# Stored records
::::::::

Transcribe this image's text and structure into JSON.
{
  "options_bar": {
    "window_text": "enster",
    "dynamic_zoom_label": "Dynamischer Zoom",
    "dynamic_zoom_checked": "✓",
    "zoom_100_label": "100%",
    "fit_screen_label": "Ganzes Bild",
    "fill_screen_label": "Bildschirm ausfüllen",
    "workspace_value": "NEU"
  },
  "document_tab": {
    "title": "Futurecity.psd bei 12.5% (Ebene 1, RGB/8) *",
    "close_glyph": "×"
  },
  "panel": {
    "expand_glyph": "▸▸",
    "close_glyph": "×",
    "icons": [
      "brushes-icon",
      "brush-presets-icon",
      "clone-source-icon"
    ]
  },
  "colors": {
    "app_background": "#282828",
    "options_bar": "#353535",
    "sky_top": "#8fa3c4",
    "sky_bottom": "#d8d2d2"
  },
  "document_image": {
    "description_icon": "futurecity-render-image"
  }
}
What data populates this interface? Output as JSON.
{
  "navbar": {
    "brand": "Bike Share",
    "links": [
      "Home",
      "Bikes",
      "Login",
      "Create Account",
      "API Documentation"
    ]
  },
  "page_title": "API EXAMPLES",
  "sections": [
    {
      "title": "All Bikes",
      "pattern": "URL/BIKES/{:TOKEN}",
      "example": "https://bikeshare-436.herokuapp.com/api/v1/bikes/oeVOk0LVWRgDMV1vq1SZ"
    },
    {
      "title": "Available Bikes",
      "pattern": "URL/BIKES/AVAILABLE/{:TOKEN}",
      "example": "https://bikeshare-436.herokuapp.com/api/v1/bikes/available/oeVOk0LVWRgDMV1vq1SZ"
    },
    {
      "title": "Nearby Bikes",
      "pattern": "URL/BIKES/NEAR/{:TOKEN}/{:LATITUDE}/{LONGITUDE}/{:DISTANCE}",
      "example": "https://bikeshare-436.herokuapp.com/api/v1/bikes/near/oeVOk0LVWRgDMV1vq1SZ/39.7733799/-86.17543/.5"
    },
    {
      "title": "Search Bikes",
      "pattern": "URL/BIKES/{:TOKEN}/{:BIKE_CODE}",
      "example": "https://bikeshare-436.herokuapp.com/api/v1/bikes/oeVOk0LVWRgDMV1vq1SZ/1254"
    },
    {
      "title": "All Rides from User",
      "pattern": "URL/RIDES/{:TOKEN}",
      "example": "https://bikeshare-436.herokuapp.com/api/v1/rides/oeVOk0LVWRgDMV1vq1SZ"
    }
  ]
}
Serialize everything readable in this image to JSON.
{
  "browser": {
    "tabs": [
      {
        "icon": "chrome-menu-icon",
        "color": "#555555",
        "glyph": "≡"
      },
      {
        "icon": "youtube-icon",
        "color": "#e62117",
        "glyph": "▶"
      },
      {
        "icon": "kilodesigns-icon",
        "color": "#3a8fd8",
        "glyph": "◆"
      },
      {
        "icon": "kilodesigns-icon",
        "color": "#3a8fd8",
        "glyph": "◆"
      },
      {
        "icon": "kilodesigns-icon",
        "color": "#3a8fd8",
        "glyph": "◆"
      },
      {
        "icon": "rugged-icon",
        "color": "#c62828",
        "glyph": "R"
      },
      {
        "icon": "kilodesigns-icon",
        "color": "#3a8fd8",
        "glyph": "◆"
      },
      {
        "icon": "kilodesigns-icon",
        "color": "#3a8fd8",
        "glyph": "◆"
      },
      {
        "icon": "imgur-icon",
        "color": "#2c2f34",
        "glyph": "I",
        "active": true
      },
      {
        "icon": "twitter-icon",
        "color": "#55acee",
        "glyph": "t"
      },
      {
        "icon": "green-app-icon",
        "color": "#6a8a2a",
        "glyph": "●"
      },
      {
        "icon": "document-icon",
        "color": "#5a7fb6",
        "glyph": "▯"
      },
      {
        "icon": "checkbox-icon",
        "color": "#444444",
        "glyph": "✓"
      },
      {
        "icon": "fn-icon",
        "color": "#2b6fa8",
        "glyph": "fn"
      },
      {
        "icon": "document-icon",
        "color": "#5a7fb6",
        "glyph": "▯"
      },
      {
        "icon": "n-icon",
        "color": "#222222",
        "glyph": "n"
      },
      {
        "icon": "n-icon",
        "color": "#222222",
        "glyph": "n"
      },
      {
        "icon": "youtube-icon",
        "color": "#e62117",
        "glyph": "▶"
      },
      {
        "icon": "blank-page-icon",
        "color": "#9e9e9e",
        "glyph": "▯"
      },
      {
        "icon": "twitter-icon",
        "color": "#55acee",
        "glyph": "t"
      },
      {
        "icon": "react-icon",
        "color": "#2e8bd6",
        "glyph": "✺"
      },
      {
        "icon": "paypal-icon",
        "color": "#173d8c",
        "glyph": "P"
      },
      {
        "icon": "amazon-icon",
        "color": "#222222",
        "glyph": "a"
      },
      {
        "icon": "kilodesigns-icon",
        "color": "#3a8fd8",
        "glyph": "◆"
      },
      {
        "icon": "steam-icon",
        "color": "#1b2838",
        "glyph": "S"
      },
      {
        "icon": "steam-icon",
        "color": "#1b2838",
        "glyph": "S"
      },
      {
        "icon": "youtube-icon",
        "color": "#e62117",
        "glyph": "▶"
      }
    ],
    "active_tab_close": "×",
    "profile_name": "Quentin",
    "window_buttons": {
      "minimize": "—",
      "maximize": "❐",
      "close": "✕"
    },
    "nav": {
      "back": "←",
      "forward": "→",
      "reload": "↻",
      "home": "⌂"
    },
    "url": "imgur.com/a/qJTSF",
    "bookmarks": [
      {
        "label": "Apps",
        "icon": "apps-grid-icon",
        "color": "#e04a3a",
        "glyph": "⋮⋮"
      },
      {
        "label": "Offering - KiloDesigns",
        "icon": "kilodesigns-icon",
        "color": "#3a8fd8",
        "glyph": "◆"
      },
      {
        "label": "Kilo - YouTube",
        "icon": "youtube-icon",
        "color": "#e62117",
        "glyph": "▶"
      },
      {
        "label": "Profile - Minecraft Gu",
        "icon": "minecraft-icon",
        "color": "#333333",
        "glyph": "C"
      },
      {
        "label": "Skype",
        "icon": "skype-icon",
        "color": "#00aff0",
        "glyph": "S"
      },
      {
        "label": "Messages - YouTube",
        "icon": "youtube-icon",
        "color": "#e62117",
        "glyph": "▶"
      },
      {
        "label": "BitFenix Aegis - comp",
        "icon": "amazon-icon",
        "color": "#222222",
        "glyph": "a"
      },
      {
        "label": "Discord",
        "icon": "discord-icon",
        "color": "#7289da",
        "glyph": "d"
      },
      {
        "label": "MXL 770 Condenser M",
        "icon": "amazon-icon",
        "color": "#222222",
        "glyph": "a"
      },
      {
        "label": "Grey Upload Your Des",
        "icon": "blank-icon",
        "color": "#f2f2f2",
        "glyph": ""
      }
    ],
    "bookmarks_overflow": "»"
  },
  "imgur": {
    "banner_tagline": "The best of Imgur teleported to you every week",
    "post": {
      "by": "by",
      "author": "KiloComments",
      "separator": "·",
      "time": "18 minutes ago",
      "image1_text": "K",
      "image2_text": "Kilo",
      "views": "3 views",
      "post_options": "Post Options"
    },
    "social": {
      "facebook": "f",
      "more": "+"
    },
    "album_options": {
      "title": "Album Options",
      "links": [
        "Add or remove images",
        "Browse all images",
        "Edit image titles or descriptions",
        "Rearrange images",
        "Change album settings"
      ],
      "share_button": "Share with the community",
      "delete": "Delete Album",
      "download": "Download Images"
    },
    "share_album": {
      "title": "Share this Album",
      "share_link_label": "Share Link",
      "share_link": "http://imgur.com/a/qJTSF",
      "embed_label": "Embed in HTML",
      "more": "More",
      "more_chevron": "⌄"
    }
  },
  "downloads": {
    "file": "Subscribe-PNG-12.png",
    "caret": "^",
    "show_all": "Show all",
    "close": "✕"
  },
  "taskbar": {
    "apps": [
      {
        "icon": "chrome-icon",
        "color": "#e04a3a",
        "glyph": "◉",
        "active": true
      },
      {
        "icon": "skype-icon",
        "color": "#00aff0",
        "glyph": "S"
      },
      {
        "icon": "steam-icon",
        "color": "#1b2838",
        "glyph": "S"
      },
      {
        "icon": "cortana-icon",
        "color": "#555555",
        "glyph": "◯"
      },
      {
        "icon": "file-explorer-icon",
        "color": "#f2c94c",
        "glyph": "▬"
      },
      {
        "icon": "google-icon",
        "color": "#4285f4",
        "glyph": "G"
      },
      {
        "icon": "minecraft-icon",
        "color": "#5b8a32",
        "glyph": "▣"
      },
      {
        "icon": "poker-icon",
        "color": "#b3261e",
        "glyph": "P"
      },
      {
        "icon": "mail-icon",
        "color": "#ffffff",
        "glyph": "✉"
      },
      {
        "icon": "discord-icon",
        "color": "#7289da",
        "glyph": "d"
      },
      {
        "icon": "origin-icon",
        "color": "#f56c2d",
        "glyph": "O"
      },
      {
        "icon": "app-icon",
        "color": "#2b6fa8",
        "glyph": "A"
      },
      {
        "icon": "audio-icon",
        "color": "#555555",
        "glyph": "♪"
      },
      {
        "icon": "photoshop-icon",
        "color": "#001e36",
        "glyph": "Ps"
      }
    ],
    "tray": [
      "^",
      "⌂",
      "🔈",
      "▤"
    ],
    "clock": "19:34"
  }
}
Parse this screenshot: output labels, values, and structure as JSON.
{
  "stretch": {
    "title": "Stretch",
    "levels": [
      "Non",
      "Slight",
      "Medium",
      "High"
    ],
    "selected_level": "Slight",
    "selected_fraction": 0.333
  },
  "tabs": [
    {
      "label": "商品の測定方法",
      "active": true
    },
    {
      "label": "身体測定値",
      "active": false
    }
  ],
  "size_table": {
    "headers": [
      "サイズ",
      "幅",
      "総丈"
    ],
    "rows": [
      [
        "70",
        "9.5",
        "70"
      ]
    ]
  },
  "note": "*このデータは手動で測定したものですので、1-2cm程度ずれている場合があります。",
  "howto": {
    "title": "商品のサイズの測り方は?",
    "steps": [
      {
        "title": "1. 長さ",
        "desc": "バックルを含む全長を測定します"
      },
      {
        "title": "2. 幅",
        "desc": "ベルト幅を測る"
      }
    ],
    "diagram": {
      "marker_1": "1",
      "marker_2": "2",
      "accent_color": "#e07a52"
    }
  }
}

::::::::

Search the data above for the word "qJTSF", then gather each line in which it appears.

    "url": "imgur.com/a/qJTSF",
      "share_link": "http://imgur.com/a/qJTSF",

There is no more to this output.